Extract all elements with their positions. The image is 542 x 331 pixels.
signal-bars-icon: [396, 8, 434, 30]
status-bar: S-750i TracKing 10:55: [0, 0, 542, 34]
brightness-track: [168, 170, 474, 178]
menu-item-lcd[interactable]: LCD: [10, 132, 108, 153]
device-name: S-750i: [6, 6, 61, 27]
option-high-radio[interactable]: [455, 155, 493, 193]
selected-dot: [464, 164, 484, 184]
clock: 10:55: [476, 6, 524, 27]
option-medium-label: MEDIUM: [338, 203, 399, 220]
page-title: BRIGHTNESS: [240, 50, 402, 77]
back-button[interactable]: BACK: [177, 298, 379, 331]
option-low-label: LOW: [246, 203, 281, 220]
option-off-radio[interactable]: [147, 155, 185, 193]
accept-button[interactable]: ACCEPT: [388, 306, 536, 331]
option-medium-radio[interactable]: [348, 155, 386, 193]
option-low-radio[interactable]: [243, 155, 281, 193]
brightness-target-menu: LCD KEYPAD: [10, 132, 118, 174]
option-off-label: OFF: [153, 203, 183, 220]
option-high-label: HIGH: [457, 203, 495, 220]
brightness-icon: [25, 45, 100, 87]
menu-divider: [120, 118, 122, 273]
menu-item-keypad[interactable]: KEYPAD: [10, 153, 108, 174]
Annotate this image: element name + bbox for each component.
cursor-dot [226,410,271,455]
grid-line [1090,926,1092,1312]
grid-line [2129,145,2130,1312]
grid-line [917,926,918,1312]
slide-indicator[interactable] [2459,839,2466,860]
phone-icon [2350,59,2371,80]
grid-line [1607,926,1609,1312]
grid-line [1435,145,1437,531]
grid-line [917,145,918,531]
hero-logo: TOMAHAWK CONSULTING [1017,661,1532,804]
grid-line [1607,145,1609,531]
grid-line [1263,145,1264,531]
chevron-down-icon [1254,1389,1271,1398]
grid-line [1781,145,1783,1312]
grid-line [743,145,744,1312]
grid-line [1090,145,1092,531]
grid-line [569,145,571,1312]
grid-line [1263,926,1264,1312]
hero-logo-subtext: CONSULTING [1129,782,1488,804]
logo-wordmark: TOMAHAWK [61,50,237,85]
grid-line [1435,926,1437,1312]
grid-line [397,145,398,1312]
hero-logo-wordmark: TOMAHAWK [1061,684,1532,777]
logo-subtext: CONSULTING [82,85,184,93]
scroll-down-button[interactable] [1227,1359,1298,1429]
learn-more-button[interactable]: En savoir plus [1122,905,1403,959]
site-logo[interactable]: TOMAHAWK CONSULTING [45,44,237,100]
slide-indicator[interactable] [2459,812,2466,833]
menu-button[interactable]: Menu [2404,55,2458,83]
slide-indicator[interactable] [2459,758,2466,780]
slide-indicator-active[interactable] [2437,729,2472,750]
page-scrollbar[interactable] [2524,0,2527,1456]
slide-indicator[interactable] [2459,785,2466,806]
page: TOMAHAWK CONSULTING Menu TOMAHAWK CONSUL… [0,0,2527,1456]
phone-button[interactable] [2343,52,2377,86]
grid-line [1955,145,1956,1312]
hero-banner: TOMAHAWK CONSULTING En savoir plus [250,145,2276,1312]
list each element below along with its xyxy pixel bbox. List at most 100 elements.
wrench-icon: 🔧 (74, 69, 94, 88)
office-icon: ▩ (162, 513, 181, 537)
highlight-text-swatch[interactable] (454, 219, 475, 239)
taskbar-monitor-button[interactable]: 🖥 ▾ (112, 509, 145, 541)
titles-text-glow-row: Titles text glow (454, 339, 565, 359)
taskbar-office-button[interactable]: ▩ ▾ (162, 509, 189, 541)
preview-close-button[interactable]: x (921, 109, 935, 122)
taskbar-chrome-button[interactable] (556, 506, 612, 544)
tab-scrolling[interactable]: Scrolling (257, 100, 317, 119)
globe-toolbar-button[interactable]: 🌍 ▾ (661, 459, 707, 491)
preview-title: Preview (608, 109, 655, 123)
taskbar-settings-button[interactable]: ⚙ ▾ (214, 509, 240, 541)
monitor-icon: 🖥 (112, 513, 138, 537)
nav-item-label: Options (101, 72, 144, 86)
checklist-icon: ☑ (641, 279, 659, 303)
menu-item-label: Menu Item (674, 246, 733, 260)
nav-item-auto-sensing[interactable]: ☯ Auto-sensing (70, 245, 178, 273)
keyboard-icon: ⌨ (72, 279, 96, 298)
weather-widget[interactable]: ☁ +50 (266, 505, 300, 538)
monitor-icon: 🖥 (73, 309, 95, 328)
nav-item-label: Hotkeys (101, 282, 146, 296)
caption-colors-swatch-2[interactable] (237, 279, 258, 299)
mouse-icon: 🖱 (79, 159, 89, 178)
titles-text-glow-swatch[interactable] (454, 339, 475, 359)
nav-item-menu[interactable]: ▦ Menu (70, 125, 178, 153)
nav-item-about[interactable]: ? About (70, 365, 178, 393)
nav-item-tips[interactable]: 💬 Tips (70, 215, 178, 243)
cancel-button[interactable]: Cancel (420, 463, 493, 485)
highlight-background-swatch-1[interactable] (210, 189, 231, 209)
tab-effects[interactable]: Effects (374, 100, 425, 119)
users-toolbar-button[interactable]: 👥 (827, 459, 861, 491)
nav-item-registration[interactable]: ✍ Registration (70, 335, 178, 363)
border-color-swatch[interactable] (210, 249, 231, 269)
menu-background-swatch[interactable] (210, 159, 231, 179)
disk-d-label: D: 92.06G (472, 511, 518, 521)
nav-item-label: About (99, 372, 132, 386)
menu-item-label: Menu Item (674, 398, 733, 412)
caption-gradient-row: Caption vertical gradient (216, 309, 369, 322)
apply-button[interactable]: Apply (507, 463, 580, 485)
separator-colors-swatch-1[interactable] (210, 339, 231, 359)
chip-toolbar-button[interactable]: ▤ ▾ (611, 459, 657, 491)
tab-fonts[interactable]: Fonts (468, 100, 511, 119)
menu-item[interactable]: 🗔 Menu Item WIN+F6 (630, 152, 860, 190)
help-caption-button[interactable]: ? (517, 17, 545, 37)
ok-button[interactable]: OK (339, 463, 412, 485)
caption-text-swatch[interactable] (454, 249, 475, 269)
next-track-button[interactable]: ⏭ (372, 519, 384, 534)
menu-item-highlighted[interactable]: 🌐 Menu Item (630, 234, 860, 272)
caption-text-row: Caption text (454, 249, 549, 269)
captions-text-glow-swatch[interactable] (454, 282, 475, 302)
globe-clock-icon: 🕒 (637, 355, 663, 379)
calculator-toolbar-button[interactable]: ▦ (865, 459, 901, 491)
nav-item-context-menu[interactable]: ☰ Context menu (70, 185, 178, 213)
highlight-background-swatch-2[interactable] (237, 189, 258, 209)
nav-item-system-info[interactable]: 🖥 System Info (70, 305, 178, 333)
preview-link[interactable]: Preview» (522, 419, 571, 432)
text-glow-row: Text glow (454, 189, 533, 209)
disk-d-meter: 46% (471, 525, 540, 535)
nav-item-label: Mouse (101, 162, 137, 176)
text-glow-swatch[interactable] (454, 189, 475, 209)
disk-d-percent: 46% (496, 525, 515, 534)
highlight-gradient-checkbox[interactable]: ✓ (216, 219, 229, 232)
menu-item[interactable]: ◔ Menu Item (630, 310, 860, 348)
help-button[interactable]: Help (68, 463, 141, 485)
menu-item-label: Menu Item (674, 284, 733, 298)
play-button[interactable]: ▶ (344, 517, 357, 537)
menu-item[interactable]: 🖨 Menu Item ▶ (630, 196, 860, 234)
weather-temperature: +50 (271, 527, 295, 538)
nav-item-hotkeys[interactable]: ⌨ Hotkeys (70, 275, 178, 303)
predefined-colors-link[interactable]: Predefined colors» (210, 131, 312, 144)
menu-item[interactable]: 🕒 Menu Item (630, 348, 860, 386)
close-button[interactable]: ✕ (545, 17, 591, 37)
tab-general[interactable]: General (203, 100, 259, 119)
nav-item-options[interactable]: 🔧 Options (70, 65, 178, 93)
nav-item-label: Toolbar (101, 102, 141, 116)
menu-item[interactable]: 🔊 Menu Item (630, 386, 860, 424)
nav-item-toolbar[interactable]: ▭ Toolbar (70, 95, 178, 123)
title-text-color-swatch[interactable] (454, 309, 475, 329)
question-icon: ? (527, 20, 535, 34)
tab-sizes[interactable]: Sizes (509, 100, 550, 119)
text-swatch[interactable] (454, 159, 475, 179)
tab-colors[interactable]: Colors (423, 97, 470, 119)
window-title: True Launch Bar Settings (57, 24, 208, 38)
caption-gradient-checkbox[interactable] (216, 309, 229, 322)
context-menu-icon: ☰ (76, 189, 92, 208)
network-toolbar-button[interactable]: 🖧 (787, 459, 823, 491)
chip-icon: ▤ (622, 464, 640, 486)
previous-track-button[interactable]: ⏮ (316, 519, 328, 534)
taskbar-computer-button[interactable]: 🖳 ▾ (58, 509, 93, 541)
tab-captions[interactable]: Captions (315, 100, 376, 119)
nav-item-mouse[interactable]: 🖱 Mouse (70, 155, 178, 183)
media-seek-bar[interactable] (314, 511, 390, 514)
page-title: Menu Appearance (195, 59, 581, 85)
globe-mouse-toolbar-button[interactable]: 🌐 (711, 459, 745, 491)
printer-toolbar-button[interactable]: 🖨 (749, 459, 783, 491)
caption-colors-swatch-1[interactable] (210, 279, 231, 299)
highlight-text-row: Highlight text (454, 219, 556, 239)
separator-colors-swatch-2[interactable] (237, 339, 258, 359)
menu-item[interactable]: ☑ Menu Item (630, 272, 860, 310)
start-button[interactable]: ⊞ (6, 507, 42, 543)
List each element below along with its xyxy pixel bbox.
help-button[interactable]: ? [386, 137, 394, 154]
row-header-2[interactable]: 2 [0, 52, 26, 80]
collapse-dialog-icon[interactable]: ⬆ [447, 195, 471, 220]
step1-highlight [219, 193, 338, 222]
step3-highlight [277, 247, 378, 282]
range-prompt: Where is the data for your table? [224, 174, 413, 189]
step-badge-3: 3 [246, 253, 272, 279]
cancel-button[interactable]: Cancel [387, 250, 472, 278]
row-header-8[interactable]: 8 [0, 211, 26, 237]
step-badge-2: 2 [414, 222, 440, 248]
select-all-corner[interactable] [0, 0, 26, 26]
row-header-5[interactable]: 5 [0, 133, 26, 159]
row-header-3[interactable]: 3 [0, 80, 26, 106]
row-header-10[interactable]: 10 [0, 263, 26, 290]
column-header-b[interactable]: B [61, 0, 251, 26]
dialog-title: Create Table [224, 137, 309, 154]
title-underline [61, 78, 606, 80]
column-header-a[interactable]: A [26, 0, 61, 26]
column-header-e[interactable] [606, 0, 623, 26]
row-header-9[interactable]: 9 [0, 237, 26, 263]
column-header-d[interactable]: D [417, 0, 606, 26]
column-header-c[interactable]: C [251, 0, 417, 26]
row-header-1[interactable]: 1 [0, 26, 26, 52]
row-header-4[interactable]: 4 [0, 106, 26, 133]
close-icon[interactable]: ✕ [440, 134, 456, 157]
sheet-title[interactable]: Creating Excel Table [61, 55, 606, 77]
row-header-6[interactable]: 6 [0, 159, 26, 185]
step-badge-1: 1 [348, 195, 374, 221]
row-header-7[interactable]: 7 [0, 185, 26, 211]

▸ TASK TO CARRY OUT
Please reproduce the stretch of the listing from its first line through the line containing "brightness-icon: [25, 45, 100, 87]", both ends included, copying every line unchanged.

▸ RESULT OF THIS TASK
Extract all elements with their positions. The image is 542 x 331 pixels.
signal-bars-icon: [396, 8, 434, 30]
status-bar: S-750i TracKing 10:55: [0, 0, 542, 34]
brightness-track: [168, 170, 474, 178]
menu-item-lcd[interactable]: LCD: [10, 132, 108, 153]
device-name: S-750i: [6, 6, 61, 27]
option-high-radio[interactable]: [455, 155, 493, 193]
selected-dot: [464, 164, 484, 184]
clock: 10:55: [476, 6, 524, 27]
option-medium-label: MEDIUM: [338, 203, 399, 220]
page-title: BRIGHTNESS: [240, 50, 402, 77]
back-button[interactable]: BACK: [177, 298, 379, 331]
option-low-label: LOW: [246, 203, 281, 220]
option-off-radio[interactable]: [147, 155, 185, 193]
accept-button[interactable]: ACCEPT: [388, 306, 536, 331]
option-medium-radio[interactable]: [348, 155, 386, 193]
option-low-radio[interactable]: [243, 155, 281, 193]
brightness-target-menu: LCD KEYPAD: [10, 132, 118, 174]
option-off-label: OFF: [153, 203, 183, 220]
option-high-label: HIGH: [457, 203, 495, 220]
brightness-icon: [25, 45, 100, 87]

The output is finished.